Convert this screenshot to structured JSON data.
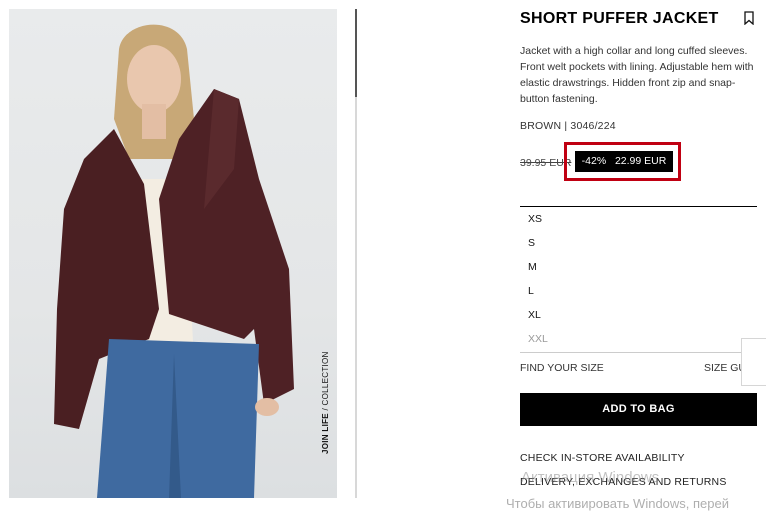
{
  "product": {
    "title": "SHORT PUFFER JACKET",
    "description": "Jacket with a high collar and long cuffed sleeves. Front welt pockets with lining. Adjustable hem with elastic drawstrings. Hidden front zip and snap-button fastening.",
    "color_ref": "BROWN | 3046/224",
    "old_price": "39.95 EUR",
    "discount": "-42%",
    "price": "22.99 EUR",
    "image_caption_bold": "JOIN LIFE",
    "image_caption_rest": " / COLLECTION"
  },
  "sizes": [
    {
      "label": "XS",
      "available": true
    },
    {
      "label": "S",
      "available": true
    },
    {
      "label": "M",
      "available": true
    },
    {
      "label": "L",
      "available": true
    },
    {
      "label": "XL",
      "available": true
    },
    {
      "label": "XXL",
      "available": false
    }
  ],
  "actions": {
    "find_size": "FIND YOUR SIZE",
    "size_guide": "SIZE GU",
    "add_to_bag": "ADD TO BAG",
    "store_availability": "CHECK IN-STORE AVAILABILITY",
    "delivery": "DELIVERY, EXCHANGES AND RETURNS"
  },
  "os_watermark": {
    "line1": "Активация Windows",
    "line2": "Чтобы активировать Windows, перей"
  },
  "colors": {
    "highlight_border": "#c00012",
    "jacket": "#4a1f22",
    "jeans": "#3f6aa0"
  },
  "icons": {
    "bookmark": "bookmark-icon"
  }
}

§ CHALLENGE
Go through the listing above and quote it exactly, apart from its images.

§ ANSWER TO THIS TASK
Convert this screenshot to structured JSON data.
{
  "product": {
    "title": "SHORT PUFFER JACKET",
    "description": "Jacket with a high collar and long cuffed sleeves. Front welt pockets with lining. Adjustable hem with elastic drawstrings. Hidden front zip and snap-button fastening.",
    "color_ref": "BROWN | 3046/224",
    "old_price": "39.95 EUR",
    "discount": "-42%",
    "price": "22.99 EUR",
    "image_caption_bold": "JOIN LIFE",
    "image_caption_rest": " / COLLECTION"
  },
  "sizes": [
    {
      "label": "XS",
      "available": true
    },
    {
      "label": "S",
      "available": true
    },
    {
      "label": "M",
      "available": true
    },
    {
      "label": "L",
      "available": true
    },
    {
      "label": "XL",
      "available": true
    },
    {
      "label": "XXL",
      "available": false
    }
  ],
  "actions": {
    "find_size": "FIND YOUR SIZE",
    "size_guide": "SIZE GU",
    "add_to_bag": "ADD TO BAG",
    "store_availability": "CHECK IN-STORE AVAILABILITY",
    "delivery": "DELIVERY, EXCHANGES AND RETURNS"
  },
  "os_watermark": {
    "line1": "Активация Windows",
    "line2": "Чтобы активировать Windows, перей"
  },
  "colors": {
    "highlight_border": "#c00012",
    "jacket": "#4a1f22",
    "jeans": "#3f6aa0"
  },
  "icons": {
    "bookmark": "bookmark-icon"
  }
}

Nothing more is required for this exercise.